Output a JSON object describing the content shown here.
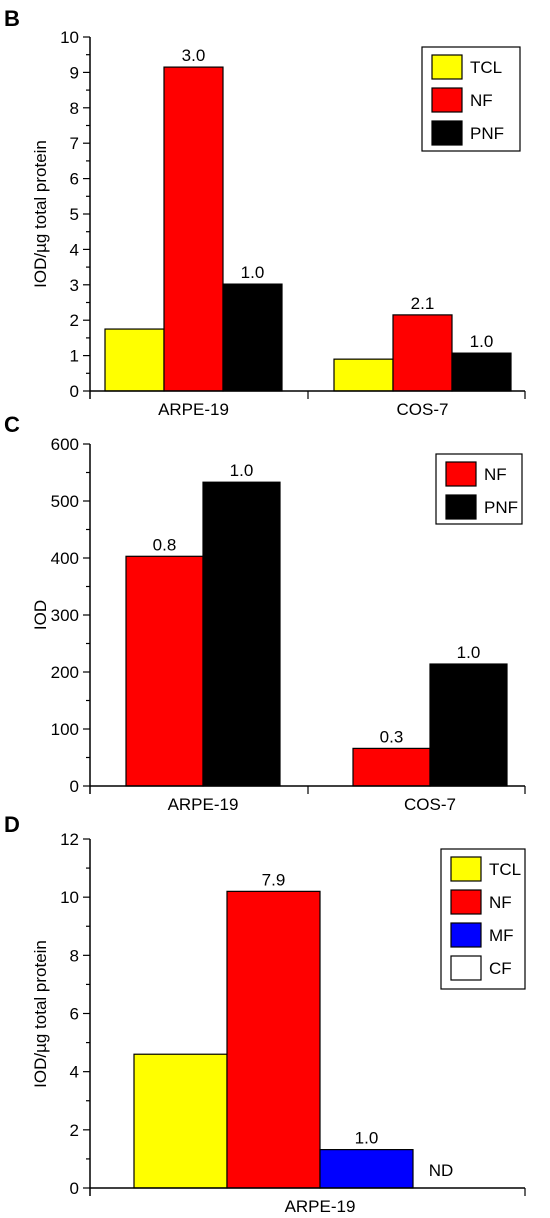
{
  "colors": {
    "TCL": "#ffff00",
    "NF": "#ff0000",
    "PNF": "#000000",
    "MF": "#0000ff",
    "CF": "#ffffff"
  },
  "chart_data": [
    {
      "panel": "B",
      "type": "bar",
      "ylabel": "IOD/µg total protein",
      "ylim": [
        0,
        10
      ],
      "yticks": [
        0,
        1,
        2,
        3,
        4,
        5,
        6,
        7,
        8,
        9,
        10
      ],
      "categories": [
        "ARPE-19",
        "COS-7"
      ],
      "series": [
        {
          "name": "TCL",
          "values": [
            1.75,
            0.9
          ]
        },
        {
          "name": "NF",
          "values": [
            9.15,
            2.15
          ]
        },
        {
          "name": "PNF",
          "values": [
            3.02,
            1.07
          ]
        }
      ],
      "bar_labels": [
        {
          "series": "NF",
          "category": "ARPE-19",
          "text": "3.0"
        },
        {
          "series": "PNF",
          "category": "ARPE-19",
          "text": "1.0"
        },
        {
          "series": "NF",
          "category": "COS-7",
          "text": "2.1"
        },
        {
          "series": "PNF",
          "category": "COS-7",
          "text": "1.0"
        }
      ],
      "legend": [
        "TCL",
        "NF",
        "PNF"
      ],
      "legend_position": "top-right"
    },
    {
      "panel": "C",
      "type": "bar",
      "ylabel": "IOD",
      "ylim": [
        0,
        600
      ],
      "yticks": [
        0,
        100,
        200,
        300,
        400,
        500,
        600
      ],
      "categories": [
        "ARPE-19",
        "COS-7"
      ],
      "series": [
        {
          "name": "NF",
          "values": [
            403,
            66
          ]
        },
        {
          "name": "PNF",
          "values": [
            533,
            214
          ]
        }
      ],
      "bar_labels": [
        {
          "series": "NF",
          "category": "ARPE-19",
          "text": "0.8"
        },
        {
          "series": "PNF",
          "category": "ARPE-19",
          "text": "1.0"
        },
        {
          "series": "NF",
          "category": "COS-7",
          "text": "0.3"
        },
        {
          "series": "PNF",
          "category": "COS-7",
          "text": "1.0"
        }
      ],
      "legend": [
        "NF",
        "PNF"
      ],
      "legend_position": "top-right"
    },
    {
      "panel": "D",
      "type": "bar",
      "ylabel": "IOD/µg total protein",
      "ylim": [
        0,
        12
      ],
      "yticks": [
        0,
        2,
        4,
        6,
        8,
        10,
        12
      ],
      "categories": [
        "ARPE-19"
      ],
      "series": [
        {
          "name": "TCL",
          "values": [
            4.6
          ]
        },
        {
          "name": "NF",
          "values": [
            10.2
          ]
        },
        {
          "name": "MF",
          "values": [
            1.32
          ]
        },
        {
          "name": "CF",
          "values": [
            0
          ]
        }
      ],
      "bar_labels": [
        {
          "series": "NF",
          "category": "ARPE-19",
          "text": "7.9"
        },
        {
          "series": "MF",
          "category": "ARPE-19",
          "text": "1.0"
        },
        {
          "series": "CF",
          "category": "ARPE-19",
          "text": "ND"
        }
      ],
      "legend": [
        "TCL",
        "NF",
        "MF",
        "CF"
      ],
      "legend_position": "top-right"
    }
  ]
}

+ + +

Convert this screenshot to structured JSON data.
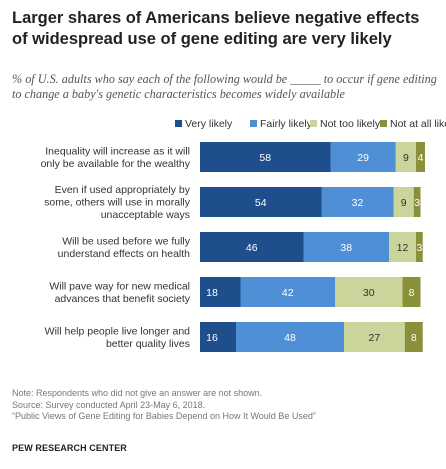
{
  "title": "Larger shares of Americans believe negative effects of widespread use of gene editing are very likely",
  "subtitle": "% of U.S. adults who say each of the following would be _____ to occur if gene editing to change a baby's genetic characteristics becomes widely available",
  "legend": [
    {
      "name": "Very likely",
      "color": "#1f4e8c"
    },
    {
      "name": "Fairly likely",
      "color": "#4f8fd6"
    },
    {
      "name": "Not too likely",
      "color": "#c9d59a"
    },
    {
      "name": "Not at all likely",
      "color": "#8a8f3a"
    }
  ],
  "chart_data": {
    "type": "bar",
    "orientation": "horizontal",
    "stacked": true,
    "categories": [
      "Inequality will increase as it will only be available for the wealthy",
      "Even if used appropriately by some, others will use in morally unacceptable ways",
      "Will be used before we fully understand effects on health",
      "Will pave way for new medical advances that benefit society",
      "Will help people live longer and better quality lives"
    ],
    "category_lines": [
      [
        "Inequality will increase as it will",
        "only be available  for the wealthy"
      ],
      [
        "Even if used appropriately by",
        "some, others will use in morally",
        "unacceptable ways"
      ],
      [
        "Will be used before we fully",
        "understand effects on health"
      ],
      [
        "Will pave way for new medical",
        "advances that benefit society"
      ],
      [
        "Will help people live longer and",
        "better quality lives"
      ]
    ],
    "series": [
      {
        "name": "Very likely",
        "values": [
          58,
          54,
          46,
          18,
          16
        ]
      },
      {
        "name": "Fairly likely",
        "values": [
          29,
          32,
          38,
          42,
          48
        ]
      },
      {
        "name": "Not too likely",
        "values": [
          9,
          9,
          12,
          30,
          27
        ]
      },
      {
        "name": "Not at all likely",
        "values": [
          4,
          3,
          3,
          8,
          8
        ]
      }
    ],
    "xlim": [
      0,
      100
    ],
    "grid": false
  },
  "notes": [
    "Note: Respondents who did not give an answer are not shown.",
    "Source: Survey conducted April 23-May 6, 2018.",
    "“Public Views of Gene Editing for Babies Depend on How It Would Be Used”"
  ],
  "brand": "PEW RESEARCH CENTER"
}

+ + +

* [WHAT IS NEEDED] Where the string "appropriately" appears in a line of the entries above, return that line.

* [ANSWER TO THIS TASK]
      "Even if used appropriately by some, others will use in morally unacceptable ways",
        "Even if used appropriately by",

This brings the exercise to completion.